## Given task
Copy the rows verbatim, beginning with the first row and stopping after the row that contains "603, 1244, 609]".

## Layout element annotations
[BEGIN]
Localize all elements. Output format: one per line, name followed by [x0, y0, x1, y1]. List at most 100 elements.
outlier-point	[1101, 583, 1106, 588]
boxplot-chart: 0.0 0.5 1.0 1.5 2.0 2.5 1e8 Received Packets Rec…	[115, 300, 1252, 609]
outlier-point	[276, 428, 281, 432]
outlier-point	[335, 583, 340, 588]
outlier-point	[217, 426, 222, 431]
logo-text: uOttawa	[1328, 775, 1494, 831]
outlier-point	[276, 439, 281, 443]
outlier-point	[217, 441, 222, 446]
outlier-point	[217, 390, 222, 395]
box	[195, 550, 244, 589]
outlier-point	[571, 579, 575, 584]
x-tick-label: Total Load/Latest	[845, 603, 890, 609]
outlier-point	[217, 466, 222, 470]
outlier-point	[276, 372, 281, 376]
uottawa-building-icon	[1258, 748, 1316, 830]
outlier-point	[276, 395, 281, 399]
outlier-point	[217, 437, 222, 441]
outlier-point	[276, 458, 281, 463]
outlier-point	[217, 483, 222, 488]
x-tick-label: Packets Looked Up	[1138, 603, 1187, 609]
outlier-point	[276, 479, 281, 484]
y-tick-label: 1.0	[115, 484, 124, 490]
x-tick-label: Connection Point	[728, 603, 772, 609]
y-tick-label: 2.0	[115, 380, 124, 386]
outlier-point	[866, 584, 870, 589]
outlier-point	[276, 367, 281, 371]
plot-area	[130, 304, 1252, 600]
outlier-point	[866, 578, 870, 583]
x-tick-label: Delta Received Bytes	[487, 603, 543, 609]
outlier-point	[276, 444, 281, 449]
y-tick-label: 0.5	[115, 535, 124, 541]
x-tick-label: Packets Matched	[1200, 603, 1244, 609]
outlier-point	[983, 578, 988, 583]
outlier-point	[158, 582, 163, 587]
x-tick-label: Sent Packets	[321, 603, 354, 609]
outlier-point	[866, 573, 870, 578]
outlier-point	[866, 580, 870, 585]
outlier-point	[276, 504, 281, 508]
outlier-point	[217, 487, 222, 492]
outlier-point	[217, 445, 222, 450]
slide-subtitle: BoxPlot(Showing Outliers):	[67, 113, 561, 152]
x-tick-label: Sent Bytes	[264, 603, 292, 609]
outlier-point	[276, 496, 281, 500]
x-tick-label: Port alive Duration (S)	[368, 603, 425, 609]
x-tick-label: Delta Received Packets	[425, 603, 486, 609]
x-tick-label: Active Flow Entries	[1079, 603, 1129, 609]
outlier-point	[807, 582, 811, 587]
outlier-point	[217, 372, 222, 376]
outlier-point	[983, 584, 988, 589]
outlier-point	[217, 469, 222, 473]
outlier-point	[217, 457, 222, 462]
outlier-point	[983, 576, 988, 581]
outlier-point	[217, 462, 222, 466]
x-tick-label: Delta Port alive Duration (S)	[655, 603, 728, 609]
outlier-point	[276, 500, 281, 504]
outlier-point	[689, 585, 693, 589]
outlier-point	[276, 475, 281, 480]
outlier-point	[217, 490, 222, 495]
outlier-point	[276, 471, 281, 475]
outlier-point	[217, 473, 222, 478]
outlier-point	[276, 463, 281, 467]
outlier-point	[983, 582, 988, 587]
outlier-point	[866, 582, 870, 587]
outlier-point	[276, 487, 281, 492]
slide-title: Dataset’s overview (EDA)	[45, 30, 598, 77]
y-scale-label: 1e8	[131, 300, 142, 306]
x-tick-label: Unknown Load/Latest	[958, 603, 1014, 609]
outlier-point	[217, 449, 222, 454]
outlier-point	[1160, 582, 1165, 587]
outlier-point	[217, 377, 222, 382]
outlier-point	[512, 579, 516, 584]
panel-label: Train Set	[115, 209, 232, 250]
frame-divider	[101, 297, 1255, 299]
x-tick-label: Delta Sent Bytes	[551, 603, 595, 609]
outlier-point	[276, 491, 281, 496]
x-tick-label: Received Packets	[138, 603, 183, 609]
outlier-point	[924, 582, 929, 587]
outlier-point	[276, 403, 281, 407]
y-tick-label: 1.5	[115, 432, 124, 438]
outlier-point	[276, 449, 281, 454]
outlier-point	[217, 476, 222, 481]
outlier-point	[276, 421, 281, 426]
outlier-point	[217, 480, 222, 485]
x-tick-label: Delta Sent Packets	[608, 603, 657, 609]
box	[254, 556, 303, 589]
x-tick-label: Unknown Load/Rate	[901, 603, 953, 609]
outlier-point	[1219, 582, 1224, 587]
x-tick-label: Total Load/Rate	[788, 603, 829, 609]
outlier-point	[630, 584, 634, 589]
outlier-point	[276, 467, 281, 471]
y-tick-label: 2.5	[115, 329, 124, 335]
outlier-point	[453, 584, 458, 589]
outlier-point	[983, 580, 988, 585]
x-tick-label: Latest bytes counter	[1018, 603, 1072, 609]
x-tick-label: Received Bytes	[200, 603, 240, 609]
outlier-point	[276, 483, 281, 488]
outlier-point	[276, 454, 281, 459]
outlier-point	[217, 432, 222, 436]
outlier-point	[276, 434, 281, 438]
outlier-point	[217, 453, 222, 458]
[END]
## Exercise response
Localize all elements. Output format: one per line, name followed by [x0, y0, x1, y1]. List at most 100 elements.
outlier-point	[1101, 583, 1106, 588]
boxplot-chart: 0.0 0.5 1.0 1.5 2.0 2.5 1e8 Received Packets Rec…	[115, 300, 1252, 609]
outlier-point	[276, 428, 281, 432]
outlier-point	[335, 583, 340, 588]
outlier-point	[217, 426, 222, 431]
logo-text: uOttawa	[1328, 775, 1494, 831]
outlier-point	[276, 439, 281, 443]
outlier-point	[217, 441, 222, 446]
outlier-point	[217, 390, 222, 395]
box	[195, 550, 244, 589]
outlier-point	[571, 579, 575, 584]
x-tick-label: Total Load/Latest	[845, 603, 890, 609]
outlier-point	[217, 466, 222, 470]
outlier-point	[276, 372, 281, 376]
uottawa-building-icon	[1258, 748, 1316, 830]
outlier-point	[276, 395, 281, 399]
outlier-point	[217, 437, 222, 441]
outlier-point	[276, 458, 281, 463]
outlier-point	[217, 483, 222, 488]
x-tick-label: Packets Looked Up	[1138, 603, 1187, 609]
outlier-point	[276, 479, 281, 484]
y-tick-label: 1.0	[115, 484, 124, 490]
x-tick-label: Connection Point	[728, 603, 772, 609]
y-tick-label: 2.0	[115, 380, 124, 386]
outlier-point	[866, 584, 870, 589]
outlier-point	[276, 367, 281, 371]
plot-area	[130, 304, 1252, 600]
outlier-point	[866, 578, 870, 583]
x-tick-label: Delta Received Bytes	[487, 603, 543, 609]
outlier-point	[276, 444, 281, 449]
y-tick-label: 0.5	[115, 535, 124, 541]
x-tick-label: Packets Matched	[1200, 603, 1244, 609]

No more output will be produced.